### Problem
Substitute "chart render" for "screenshot" in every one of the rows below, and reproduce them with nothing else changed.

-- begin Records for the exercise --

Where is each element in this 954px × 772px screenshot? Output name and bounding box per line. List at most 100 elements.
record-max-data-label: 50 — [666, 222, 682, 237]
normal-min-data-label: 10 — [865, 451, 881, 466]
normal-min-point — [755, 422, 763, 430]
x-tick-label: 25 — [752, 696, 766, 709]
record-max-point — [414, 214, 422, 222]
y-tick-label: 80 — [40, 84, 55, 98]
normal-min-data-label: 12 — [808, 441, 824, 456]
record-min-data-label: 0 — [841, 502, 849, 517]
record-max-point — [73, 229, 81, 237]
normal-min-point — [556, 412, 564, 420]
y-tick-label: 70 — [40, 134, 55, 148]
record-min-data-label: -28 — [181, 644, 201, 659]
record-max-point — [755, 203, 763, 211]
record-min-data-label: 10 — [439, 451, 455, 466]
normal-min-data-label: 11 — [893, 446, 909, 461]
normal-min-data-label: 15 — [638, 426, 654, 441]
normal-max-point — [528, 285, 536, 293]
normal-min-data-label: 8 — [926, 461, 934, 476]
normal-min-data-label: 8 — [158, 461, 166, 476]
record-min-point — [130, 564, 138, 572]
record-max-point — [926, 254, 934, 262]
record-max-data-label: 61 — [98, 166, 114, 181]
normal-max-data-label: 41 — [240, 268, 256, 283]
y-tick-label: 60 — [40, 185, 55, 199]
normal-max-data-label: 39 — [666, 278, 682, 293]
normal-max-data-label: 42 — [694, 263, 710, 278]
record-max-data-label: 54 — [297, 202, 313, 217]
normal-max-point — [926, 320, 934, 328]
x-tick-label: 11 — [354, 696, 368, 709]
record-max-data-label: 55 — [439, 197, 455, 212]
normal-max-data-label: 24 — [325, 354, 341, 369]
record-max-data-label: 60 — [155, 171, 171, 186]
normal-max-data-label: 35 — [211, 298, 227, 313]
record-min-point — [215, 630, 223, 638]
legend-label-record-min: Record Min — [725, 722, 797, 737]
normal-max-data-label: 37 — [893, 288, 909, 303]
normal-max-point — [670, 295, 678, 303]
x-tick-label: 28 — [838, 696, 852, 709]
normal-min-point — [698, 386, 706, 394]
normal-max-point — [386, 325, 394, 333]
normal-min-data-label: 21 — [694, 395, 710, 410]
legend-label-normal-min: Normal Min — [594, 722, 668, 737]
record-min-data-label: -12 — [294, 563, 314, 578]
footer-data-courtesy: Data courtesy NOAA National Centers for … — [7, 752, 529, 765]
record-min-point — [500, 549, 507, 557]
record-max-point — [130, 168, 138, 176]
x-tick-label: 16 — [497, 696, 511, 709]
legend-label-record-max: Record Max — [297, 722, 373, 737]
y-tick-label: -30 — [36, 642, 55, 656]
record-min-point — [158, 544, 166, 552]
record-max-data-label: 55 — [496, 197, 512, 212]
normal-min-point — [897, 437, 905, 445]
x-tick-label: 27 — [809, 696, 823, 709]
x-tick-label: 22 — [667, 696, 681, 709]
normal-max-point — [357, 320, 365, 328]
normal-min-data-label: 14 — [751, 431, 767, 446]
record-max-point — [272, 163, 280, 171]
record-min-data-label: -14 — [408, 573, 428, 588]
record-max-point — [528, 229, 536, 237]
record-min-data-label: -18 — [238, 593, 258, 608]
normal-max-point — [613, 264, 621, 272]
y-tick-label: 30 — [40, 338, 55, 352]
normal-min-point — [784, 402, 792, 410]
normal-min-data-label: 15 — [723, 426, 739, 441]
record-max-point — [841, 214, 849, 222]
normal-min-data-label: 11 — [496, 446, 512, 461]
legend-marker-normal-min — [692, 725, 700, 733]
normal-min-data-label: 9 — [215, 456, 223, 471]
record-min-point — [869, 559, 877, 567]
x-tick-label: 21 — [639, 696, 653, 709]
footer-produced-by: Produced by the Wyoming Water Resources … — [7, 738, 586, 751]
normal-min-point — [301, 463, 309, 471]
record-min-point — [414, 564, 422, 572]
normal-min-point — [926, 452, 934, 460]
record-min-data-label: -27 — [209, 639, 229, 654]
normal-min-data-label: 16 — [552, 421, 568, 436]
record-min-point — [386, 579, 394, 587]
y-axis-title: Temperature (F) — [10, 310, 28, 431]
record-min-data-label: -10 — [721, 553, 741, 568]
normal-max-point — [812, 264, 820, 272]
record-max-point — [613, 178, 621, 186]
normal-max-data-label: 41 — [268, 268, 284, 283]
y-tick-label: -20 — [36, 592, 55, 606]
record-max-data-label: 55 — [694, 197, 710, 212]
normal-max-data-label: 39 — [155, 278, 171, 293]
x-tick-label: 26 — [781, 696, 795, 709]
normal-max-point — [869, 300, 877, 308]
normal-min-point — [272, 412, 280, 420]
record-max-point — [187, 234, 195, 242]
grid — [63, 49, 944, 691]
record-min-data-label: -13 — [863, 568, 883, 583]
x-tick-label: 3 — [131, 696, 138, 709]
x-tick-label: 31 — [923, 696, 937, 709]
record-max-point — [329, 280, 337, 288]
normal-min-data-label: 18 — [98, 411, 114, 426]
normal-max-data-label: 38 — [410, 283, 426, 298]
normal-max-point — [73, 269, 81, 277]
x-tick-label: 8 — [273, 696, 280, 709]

-- end Records for the exercise --

### Solution for this task
Where is each element in this 954px × 772px chart render? Output name and bounding box per line. List at most 100 elements.
record-max-data-label: 50 — [666, 222, 682, 237]
normal-min-data-label: 10 — [865, 451, 881, 466]
normal-min-point — [755, 422, 763, 430]
x-tick-label: 25 — [752, 696, 766, 709]
record-max-point — [414, 214, 422, 222]
y-tick-label: 80 — [40, 84, 55, 98]
normal-min-data-label: 12 — [808, 441, 824, 456]
record-min-data-label: 0 — [841, 502, 849, 517]
record-max-point — [73, 229, 81, 237]
normal-min-point — [556, 412, 564, 420]
y-tick-label: 70 — [40, 134, 55, 148]
record-min-data-label: -28 — [181, 644, 201, 659]
record-max-point — [755, 203, 763, 211]
record-min-data-label: 10 — [439, 451, 455, 466]
normal-min-data-label: 11 — [893, 446, 909, 461]
normal-min-data-label: 15 — [638, 426, 654, 441]
normal-max-point — [528, 285, 536, 293]
normal-min-data-label: 8 — [926, 461, 934, 476]
normal-min-data-label: 8 — [158, 461, 166, 476]
record-min-point — [130, 564, 138, 572]
record-max-point — [926, 254, 934, 262]
record-max-data-label: 61 — [98, 166, 114, 181]
normal-max-data-label: 41 — [240, 268, 256, 283]
y-tick-label: 60 — [40, 185, 55, 199]
normal-max-data-label: 39 — [666, 278, 682, 293]
normal-max-data-label: 42 — [694, 263, 710, 278]
record-max-data-label: 54 — [297, 202, 313, 217]
normal-max-point — [926, 320, 934, 328]
x-tick-label: 11 — [354, 696, 368, 709]
record-max-data-label: 55 — [439, 197, 455, 212]
normal-max-data-label: 24 — [325, 354, 341, 369]
record-max-data-label: 60 — [155, 171, 171, 186]
normal-max-data-label: 35 — [211, 298, 227, 313]
record-min-point — [215, 630, 223, 638]
legend-label-record-min: Record Min — [725, 722, 797, 737]
normal-max-data-label: 37 — [893, 288, 909, 303]
normal-max-point — [670, 295, 678, 303]
x-tick-label: 28 — [838, 696, 852, 709]
normal-min-point — [698, 386, 706, 394]
normal-max-point — [386, 325, 394, 333]
normal-min-data-label: 21 — [694, 395, 710, 410]
legend-label-normal-min: Normal Min — [594, 722, 668, 737]
record-min-data-label: -12 — [294, 563, 314, 578]
footer-data-courtesy: Data courtesy NOAA National Centers for … — [7, 752, 529, 765]
record-min-point — [500, 549, 507, 557]
record-max-point — [130, 168, 138, 176]
x-tick-label: 16 — [497, 696, 511, 709]
legend-label-record-max: Record Max — [297, 722, 373, 737]
y-tick-label: -30 — [36, 642, 55, 656]
record-min-point — [158, 544, 166, 552]
record-max-data-label: 55 — [496, 197, 512, 212]
normal-min-point — [897, 437, 905, 445]
x-tick-label: 27 — [809, 696, 823, 709]
x-tick-label: 22 — [667, 696, 681, 709]
normal-max-point — [357, 320, 365, 328]
normal-min-data-label: 14 — [751, 431, 767, 446]
record-max-point — [272, 163, 280, 171]
record-min-data-label: -14 — [408, 573, 428, 588]
record-max-point — [528, 229, 536, 237]
record-min-data-label: -18 — [238, 593, 258, 608]
normal-max-point — [613, 264, 621, 272]
y-tick-label: 30 — [40, 338, 55, 352]
normal-min-point — [784, 402, 792, 410]
normal-min-data-label: 15 — [723, 426, 739, 441]
record-max-point — [841, 214, 849, 222]
normal-min-data-label: 11 — [496, 446, 512, 461]
legend-marker-normal-min — [692, 725, 700, 733]
normal-min-data-label: 9 — [215, 456, 223, 471]
record-min-point — [869, 559, 877, 567]
x-tick-label: 21 — [639, 696, 653, 709]
footer-produced-by: Produced by the Wyoming Water Resources … — [7, 738, 586, 751]
normal-min-point — [301, 463, 309, 471]
record-min-point — [414, 564, 422, 572]
normal-min-point — [926, 452, 934, 460]
record-min-data-label: -27 — [209, 639, 229, 654]
normal-min-data-label: 16 — [552, 421, 568, 436]
record-min-point — [386, 579, 394, 587]
y-axis-title: Temperature (F) — [10, 310, 28, 431]
record-min-data-label: -10 — [721, 553, 741, 568]
normal-max-point — [812, 264, 820, 272]
record-max-point — [613, 178, 621, 186]
normal-max-data-label: 41 — [268, 268, 284, 283]
y-tick-label: -20 — [36, 592, 55, 606]
record-max-data-label: 55 — [694, 197, 710, 212]
normal-max-data-label: 39 — [155, 278, 171, 293]
x-tick-label: 26 — [781, 696, 795, 709]
normal-max-point — [869, 300, 877, 308]
normal-min-point — [272, 412, 280, 420]
record-max-point — [187, 234, 195, 242]
grid — [63, 49, 944, 691]
record-min-data-label: -13 — [863, 568, 883, 583]
x-tick-label: 3 — [131, 696, 138, 709]
x-tick-label: 31 — [923, 696, 937, 709]
record-max-point — [329, 280, 337, 288]
normal-min-data-label: 18 — [98, 411, 114, 426]
normal-max-data-label: 38 — [410, 283, 426, 298]
normal-max-point — [73, 269, 81, 277]
x-tick-label: 8 — [273, 696, 280, 709]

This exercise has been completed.